▸ Set task
All material below is to be reproduced exactly.

start Supplied records

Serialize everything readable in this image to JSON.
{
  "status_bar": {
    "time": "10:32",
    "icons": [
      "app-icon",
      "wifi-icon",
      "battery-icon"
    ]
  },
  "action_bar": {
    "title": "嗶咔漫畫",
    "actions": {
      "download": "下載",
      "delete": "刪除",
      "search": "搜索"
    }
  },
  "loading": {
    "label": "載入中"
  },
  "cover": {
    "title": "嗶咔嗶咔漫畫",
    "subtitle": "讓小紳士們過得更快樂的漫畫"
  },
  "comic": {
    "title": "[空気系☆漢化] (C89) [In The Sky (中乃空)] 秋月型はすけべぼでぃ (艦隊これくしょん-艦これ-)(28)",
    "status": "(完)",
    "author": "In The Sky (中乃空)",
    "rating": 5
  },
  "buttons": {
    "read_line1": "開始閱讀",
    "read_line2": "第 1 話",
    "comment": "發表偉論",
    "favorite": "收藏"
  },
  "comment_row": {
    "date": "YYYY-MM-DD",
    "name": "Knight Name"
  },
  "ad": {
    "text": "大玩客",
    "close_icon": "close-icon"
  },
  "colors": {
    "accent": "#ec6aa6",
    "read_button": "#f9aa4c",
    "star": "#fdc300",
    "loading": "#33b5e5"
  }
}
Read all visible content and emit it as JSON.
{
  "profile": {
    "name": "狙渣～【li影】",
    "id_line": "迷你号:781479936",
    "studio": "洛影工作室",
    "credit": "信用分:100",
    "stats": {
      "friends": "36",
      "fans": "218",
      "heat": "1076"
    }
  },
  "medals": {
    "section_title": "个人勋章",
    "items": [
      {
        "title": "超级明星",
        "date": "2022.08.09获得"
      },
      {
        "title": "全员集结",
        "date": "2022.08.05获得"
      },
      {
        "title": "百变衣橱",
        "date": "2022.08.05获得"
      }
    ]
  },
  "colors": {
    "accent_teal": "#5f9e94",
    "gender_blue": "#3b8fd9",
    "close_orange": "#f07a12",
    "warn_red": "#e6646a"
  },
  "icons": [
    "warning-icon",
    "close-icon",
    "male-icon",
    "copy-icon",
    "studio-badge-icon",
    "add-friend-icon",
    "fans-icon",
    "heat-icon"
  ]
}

end Supplied records

▸ Result
Serialize everything readable in this image to JSON.
{
  "status_bar": {
    "time": "10:32",
    "icons": [
      "app-icon",
      "wifi-icon",
      "battery-icon"
    ]
  },
  "action_bar": {
    "title": "嗶咔漫畫",
    "actions": {
      "download": "下載",
      "delete": "刪除",
      "search": "搜索"
    }
  },
  "loading": {
    "label": "載入中"
  },
  "cover": {
    "title": "嗶咔嗶咔漫畫",
    "subtitle": "讓小紳士們過得更快樂的漫畫"
  },
  "comic": {
    "title": "[空気系☆漢化] (C89) [In The Sky (中乃空)] 秋月型はすけべぼでぃ (艦隊これくしょん-艦これ-)(28)",
    "status": "(完)",
    "author": "In The Sky (中乃空)",
    "rating": 5
  },
  "buttons": {
    "read_line1": "開始閱讀",
    "read_line2": "第 1 話",
    "comment": "發表偉論",
    "favorite": "收藏"
  },
  "comment_row": {
    "date": "YYYY-MM-DD",
    "name": "Knight Name"
  },
  "ad": {
    "text": "大玩客",
    "close_icon": "close-icon"
  },
  "colors": {
    "accent": "#ec6aa6",
    "read_button": "#f9aa4c",
    "star": "#fdc300",
    "loading": "#33b5e5"
  }
}
Read all visible content and emit it as JSON.
{
  "profile": {
    "name": "狙渣～【li影】",
    "id_line": "迷你号:781479936",
    "studio": "洛影工作室",
    "credit": "信用分:100",
    "stats": {
      "friends": "36",
      "fans": "218",
      "heat": "1076"
    }
  },
  "medals": {
    "section_title": "个人勋章",
    "items": [
      {
        "title": "超级明星",
        "date": "2022.08.09获得"
      },
      {
        "title": "全员集结",
        "date": "2022.08.05获得"
      },
      {
        "title": "百变衣橱",
        "date": "2022.08.05获得"
      }
    ]
  },
  "colors": {
    "accent_teal": "#5f9e94",
    "gender_blue": "#3b8fd9",
    "close_orange": "#f07a12",
    "warn_red": "#e6646a"
  },
  "icons": [
    "warning-icon",
    "close-icon",
    "male-icon",
    "copy-icon",
    "studio-badge-icon",
    "add-friend-icon",
    "fans-icon",
    "heat-icon"
  ]
}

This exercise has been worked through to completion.